[Task requirements]:
Check each line of the records for "JSON"; collect those that have it.

[Entries]:
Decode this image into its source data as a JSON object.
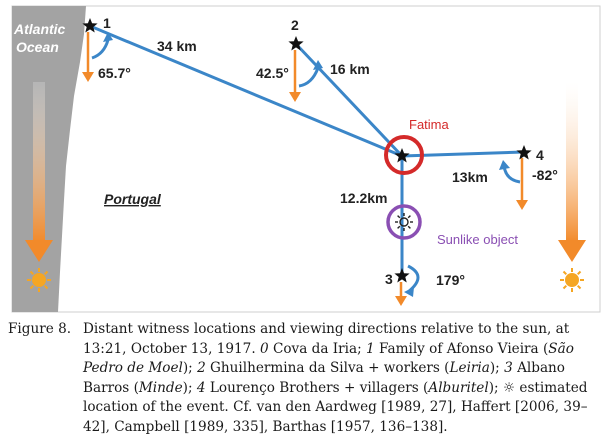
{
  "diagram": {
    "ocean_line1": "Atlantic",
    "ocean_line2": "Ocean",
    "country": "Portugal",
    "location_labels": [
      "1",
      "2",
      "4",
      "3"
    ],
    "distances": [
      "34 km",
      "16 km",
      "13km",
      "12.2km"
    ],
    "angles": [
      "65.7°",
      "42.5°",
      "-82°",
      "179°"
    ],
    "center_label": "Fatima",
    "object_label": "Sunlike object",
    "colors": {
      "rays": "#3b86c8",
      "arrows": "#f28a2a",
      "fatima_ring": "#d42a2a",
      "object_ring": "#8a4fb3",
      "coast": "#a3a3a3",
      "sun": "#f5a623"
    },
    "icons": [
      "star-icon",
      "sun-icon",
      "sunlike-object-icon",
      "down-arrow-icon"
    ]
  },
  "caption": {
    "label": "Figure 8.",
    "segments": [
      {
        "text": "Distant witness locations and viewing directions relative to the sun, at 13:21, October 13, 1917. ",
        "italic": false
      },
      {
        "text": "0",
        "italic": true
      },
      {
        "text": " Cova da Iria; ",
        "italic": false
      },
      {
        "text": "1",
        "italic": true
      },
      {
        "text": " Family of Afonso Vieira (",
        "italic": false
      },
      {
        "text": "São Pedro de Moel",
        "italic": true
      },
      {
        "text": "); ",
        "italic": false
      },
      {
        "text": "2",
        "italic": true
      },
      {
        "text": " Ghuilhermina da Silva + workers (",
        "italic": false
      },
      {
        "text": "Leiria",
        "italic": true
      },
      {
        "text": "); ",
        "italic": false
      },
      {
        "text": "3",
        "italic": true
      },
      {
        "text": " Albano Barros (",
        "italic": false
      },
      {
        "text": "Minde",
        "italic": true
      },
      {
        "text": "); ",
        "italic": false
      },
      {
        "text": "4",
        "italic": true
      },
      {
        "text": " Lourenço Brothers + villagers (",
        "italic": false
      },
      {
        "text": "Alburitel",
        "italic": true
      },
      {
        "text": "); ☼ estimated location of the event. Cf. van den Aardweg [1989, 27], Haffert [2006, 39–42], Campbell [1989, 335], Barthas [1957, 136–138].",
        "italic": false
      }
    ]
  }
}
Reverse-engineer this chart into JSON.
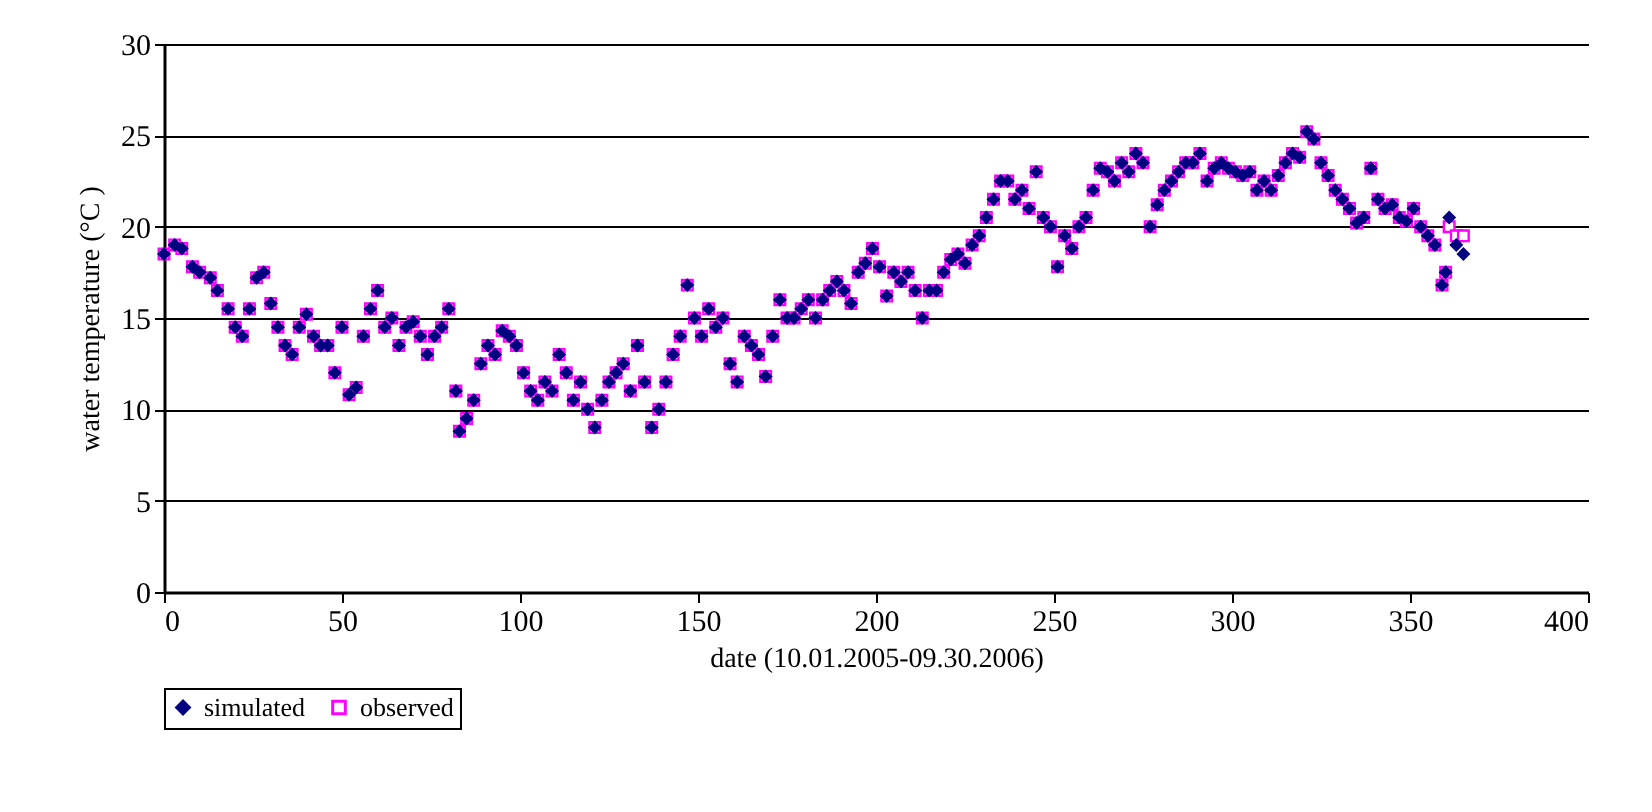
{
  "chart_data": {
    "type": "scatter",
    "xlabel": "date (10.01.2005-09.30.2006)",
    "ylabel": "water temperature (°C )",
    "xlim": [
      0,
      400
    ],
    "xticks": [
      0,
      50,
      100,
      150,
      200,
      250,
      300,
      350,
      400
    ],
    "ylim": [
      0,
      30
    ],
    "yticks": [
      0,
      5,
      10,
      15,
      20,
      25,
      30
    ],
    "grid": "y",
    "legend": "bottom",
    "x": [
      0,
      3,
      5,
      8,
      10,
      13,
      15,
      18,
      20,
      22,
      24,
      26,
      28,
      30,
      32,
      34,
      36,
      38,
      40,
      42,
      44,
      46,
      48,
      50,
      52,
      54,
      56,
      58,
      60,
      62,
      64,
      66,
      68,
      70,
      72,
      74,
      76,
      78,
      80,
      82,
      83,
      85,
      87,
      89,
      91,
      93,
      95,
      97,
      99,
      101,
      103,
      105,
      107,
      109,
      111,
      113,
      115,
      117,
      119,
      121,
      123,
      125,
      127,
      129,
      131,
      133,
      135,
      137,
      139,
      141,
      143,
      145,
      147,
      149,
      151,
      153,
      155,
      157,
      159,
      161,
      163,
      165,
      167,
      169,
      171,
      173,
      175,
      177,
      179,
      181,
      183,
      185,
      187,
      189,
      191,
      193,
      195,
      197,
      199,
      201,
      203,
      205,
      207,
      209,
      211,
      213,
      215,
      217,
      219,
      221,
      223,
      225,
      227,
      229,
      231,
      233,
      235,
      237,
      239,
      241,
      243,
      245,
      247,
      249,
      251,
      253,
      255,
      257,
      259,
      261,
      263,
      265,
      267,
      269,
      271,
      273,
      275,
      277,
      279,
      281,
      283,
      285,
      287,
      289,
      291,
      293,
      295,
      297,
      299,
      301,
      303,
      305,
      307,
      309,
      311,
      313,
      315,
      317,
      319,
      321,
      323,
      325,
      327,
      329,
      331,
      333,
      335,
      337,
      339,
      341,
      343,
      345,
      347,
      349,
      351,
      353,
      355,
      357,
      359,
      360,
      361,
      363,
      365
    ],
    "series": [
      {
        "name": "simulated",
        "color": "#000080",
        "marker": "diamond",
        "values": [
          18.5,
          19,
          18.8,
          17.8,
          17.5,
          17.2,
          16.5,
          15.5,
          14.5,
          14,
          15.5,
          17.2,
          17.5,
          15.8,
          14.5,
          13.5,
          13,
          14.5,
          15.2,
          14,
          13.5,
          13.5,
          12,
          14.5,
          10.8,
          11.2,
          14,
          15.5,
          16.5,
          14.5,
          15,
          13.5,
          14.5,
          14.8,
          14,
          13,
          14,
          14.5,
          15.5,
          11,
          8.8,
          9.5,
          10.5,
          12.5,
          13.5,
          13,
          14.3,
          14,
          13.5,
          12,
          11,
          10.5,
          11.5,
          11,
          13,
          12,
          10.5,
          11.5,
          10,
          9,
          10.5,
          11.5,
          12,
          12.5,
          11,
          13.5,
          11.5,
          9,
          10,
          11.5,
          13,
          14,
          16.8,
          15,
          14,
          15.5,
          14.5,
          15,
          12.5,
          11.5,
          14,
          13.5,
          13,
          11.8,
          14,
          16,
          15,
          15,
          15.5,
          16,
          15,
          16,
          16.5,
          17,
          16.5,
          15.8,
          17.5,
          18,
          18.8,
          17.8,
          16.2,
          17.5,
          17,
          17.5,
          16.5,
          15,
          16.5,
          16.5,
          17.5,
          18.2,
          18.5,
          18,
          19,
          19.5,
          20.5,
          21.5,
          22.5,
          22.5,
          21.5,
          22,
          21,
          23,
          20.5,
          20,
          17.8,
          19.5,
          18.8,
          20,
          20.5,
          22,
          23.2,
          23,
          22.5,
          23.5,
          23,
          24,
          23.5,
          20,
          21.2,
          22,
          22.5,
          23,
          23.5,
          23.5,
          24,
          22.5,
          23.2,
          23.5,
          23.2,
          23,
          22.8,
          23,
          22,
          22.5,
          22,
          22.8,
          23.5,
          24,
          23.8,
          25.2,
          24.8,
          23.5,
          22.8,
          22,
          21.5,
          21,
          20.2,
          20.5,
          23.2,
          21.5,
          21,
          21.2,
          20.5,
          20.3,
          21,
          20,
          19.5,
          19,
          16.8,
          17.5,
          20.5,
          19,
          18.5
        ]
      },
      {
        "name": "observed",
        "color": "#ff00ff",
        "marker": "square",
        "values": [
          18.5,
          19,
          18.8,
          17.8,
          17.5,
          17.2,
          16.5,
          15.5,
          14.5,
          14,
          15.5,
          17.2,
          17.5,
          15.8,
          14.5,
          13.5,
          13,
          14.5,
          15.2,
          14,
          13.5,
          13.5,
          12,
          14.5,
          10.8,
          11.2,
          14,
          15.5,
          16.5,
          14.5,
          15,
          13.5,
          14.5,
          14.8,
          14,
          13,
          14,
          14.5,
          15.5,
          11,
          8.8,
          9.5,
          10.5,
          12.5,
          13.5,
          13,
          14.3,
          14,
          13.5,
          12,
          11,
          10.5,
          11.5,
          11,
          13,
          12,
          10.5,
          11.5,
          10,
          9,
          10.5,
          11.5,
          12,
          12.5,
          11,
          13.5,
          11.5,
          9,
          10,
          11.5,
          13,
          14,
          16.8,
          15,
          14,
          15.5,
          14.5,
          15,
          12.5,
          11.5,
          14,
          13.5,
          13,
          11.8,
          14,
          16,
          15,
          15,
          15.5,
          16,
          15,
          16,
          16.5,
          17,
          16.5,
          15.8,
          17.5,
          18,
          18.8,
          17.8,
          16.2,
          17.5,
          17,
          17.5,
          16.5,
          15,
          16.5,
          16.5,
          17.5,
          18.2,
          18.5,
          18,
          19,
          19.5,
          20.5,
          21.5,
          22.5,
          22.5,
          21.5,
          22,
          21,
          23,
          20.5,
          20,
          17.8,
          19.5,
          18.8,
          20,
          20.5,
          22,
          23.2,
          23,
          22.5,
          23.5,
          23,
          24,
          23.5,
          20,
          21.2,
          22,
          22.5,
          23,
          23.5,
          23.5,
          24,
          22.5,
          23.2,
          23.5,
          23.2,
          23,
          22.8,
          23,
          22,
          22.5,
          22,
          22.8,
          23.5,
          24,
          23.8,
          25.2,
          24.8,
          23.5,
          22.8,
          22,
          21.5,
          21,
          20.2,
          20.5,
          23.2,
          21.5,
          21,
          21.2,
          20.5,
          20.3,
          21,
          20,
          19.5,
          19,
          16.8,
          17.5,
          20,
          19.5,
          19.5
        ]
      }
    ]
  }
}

[Response]:
Decode this image into its source data as a JSON object.
Reverse-engineer this chart into JSON.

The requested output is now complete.